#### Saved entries
[start]
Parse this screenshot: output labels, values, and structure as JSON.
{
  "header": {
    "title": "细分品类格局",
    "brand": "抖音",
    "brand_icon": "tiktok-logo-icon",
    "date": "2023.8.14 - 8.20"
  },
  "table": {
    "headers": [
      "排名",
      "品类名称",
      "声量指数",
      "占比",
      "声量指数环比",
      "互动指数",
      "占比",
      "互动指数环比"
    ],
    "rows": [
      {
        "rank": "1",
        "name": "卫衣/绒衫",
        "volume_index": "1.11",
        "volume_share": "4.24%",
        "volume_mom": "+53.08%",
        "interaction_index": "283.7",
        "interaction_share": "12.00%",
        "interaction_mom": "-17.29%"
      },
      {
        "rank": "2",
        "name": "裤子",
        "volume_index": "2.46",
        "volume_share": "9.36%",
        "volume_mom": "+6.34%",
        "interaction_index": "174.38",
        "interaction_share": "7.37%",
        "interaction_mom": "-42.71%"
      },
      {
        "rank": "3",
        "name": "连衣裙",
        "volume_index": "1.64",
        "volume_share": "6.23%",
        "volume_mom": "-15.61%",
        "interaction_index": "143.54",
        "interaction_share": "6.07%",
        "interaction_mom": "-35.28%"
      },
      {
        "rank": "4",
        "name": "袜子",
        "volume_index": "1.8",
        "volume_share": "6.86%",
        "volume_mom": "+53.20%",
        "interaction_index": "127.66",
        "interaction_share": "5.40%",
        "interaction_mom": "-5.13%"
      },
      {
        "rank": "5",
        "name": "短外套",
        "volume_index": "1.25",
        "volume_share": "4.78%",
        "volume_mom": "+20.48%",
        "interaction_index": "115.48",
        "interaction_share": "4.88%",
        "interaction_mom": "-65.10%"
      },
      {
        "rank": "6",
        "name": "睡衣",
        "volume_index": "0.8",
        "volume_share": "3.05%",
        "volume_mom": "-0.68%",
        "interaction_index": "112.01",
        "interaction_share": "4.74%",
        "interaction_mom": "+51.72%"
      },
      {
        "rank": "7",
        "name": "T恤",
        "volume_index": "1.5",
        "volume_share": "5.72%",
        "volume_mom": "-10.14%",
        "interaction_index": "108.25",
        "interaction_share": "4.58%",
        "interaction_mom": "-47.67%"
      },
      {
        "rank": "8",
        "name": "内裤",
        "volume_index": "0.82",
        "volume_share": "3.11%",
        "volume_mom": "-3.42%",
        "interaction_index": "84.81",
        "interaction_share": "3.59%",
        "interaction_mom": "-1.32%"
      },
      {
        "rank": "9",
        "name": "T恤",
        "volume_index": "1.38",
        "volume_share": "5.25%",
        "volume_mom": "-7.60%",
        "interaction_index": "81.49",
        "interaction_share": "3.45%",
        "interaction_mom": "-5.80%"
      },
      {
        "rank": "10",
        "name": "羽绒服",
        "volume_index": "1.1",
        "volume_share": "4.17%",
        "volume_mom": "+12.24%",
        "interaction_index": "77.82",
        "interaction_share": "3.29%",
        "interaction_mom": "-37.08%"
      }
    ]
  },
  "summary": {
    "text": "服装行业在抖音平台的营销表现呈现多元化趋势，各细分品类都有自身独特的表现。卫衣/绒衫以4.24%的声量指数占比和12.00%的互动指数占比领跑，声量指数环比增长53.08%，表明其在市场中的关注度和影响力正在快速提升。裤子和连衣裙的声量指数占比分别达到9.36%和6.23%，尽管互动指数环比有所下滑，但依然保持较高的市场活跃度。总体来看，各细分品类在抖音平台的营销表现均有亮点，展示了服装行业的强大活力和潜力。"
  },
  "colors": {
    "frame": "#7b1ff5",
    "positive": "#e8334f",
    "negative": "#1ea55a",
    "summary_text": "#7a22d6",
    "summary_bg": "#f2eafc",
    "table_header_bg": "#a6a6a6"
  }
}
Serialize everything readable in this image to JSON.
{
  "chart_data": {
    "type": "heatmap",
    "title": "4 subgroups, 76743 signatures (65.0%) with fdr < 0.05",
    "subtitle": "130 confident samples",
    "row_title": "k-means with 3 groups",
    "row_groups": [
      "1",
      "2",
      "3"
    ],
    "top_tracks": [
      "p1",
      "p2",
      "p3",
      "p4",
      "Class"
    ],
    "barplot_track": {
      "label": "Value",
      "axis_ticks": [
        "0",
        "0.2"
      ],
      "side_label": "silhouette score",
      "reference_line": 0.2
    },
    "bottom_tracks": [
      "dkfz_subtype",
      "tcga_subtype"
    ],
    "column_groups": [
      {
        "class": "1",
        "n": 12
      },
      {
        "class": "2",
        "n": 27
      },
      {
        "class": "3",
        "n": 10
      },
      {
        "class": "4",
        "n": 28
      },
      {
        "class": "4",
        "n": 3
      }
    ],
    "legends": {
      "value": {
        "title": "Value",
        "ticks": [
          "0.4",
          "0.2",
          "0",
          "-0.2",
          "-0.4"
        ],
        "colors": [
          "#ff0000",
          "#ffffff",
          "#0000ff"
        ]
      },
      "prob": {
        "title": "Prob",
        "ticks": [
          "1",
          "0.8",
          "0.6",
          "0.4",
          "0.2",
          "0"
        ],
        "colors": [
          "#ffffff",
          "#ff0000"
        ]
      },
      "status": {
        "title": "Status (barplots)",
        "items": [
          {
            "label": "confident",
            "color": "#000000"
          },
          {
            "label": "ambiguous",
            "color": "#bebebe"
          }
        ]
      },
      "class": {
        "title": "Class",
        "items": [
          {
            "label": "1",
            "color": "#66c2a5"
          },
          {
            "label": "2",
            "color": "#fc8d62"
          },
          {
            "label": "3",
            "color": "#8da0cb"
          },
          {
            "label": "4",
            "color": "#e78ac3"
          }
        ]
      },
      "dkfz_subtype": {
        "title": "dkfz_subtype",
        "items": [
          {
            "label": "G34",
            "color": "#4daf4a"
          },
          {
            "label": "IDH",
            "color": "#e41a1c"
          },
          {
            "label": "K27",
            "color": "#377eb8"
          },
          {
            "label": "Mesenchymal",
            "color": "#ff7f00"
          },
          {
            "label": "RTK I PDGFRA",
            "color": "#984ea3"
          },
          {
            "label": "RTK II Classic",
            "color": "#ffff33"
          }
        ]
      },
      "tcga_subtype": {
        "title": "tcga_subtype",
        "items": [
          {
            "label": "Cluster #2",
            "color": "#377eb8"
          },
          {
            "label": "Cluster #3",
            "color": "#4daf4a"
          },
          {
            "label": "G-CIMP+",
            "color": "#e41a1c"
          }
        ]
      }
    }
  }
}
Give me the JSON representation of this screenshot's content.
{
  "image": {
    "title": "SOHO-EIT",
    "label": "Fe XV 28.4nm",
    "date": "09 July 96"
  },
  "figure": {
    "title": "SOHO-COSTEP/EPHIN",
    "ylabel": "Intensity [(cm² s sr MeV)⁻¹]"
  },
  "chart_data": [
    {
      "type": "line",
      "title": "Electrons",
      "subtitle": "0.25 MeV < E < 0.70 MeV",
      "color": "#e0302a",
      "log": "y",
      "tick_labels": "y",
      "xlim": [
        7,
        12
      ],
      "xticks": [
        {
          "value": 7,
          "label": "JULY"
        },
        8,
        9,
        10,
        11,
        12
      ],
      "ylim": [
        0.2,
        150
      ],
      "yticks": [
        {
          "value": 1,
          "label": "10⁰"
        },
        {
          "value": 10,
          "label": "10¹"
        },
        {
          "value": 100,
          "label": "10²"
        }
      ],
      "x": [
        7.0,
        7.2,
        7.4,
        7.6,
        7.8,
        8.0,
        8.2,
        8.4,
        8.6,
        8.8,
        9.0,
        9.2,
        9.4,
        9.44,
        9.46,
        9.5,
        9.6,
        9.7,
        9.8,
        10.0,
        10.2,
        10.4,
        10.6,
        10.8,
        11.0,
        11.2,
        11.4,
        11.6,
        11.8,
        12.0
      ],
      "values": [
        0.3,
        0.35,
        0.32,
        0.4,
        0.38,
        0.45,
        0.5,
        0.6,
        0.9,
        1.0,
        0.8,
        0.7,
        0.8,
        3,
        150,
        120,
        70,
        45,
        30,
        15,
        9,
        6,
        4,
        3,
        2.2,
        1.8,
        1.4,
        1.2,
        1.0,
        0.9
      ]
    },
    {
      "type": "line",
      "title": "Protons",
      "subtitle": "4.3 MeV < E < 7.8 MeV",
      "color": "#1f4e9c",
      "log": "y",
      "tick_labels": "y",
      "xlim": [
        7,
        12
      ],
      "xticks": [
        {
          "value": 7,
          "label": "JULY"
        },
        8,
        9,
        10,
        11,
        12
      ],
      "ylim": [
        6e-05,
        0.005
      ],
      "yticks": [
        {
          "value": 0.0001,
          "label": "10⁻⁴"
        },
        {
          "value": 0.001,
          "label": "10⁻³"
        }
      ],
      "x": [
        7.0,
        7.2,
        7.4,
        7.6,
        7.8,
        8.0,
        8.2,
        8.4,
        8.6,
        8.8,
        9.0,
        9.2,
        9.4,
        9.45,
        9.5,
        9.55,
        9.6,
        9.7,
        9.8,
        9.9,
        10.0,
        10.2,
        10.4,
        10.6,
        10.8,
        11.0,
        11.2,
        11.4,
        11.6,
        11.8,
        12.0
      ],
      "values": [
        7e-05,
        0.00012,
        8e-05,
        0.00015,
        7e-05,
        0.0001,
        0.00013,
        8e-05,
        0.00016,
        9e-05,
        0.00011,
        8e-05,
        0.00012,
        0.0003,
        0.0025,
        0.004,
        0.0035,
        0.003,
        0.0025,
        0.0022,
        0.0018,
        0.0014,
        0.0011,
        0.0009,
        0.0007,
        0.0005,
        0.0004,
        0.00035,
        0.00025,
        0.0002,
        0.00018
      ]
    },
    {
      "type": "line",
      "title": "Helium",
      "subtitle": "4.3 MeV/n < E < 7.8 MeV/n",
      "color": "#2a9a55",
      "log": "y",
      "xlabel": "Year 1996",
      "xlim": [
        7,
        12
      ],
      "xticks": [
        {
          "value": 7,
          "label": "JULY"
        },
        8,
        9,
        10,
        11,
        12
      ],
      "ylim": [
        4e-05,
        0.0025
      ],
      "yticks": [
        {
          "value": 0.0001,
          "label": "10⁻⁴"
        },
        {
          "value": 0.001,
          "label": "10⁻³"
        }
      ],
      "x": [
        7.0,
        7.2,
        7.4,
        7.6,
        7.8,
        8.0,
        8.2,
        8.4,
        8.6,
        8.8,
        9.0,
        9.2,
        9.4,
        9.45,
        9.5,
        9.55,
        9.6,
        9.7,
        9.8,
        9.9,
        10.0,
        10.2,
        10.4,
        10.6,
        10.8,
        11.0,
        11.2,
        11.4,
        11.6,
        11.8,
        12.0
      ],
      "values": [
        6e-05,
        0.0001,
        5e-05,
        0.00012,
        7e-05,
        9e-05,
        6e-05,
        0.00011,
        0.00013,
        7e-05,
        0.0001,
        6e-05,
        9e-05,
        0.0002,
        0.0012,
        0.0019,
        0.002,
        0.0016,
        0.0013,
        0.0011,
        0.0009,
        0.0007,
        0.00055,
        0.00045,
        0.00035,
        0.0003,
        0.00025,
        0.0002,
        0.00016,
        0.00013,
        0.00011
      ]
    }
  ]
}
[end]
#### Problem description
Report the number of lines in the listing where the string "with" appears, and nothing besides.

#### The output
2